What is asked: All of the listing below must be repeated word for word. Pictures are the only thing to omit.

Records provided:
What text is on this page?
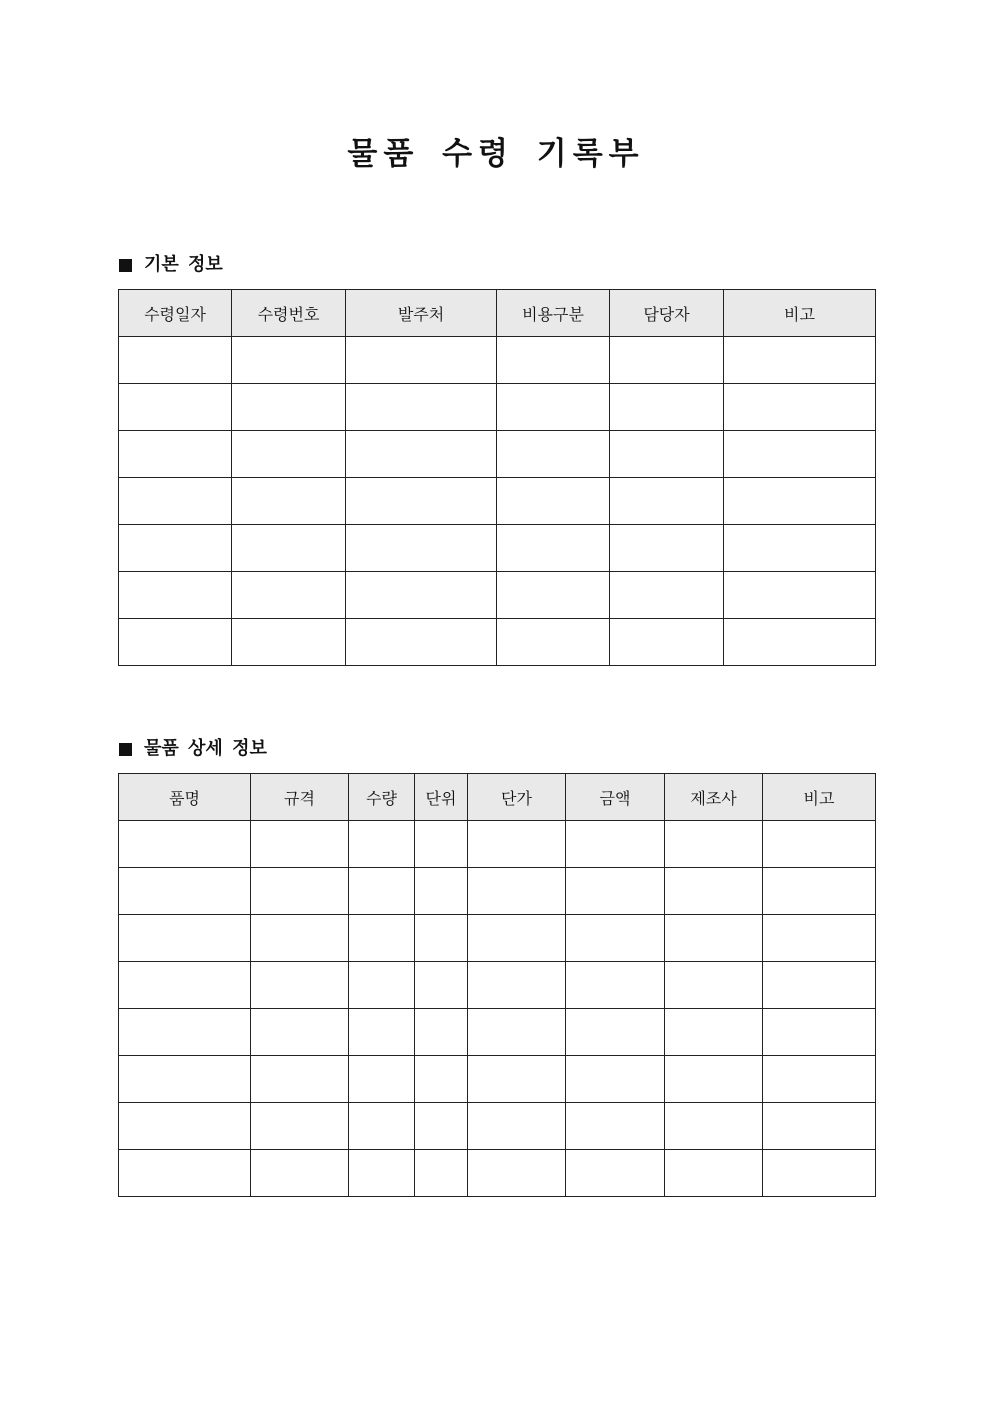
물품 수령 기록부
기본 정보
수령일자	수령번호	발주처	비용구분	담당자	비고

물품 상세 정보
품명	규격	수량	단위	단가	금액	제조사	비고
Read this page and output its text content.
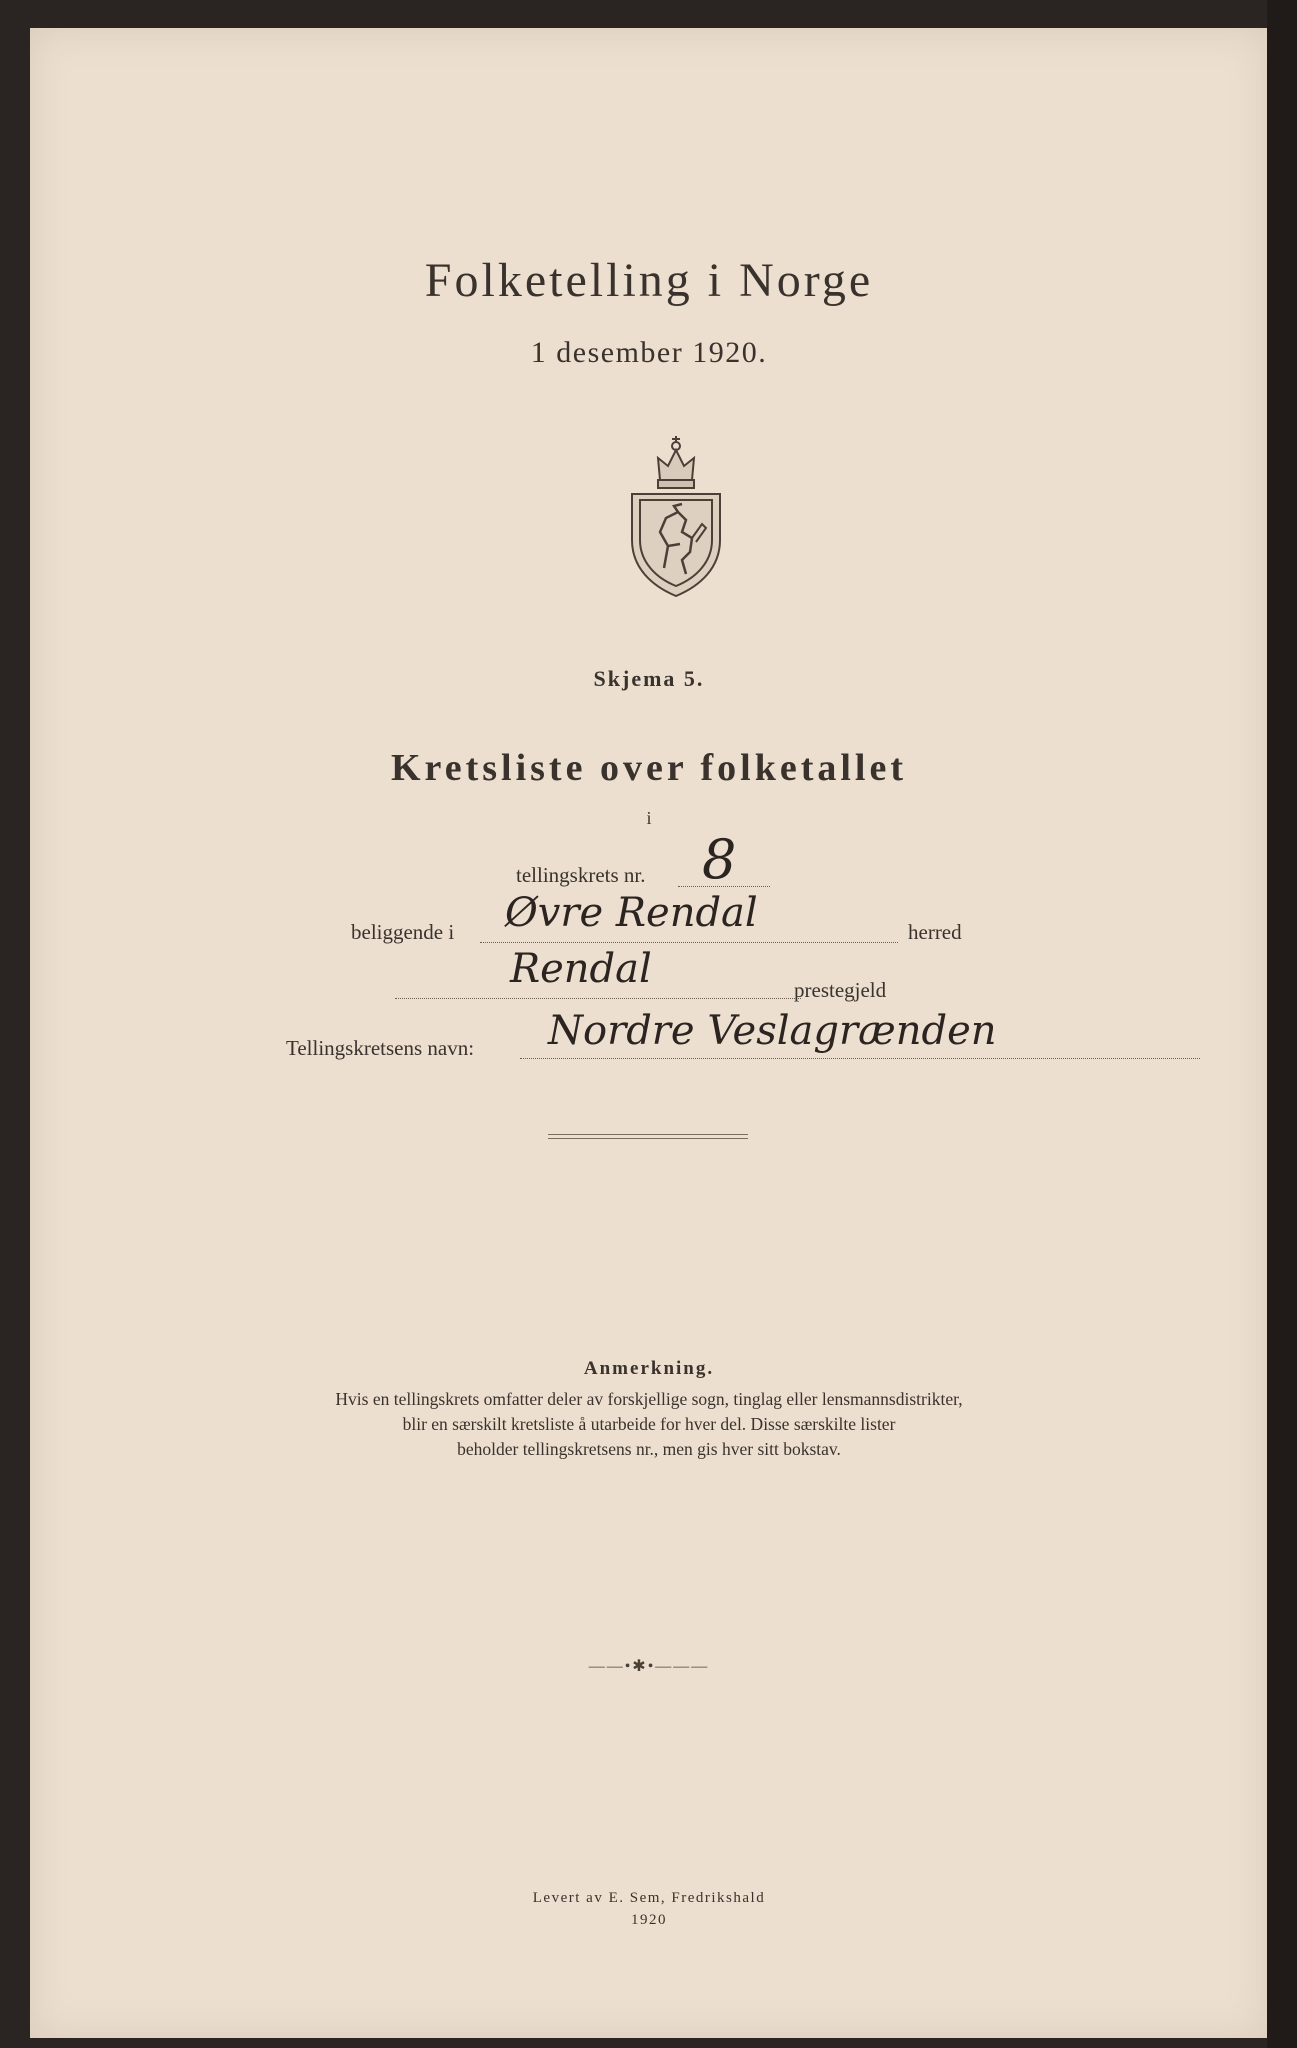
Folketelling i Norge
1 desember 1920.
Skjema 5.
Kretsliste over folketallet
i
tellingskrets nr. 8
beliggende i Øvre Rendal	herred
Rendal	prestegjeld
Tellingskretsens navn: Nordre Veslagrænden
Anmerkning.
Hvis en tellingskrets omfatter deler av forskjellige sogn, tinglag eller lensmannsdistrikter,
blir en særskilt kretsliste å utarbeide for hver del. Disse særskilte lister
beholder tellingskretsens nr., men gis hver sitt bokstav.
——•✱•———
Levert av E. Sem, Fredrikshald
1920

Solution to this exercise:
What text is on this page?
물품 수령 기록부
기본 정보
수령일자	수령번호	발주처	비용구분	담당자	비고

물품 상세 정보
품명	규격	수량	단위	단가	금액	제조사	비고
Read this page and output its text content.
Folketelling i Norge
1 desember 1920.
Skjema 5.
Kretsliste over folketallet
i
tellingskrets nr. 8
beliggende i Øvre Rendal	herred
Rendal	prestegjeld
Tellingskretsens navn: Nordre Veslagrænden
Anmerkning.
Hvis en tellingskrets omfatter deler av forskjellige sogn, tinglag eller lensmannsdistrikter,
blir en særskilt kretsliste å utarbeide for hver del. Disse særskilte lister
beholder tellingskretsens nr., men gis hver sitt bokstav.
——•✱•———
Levert av E. Sem, Fredrikshald
1920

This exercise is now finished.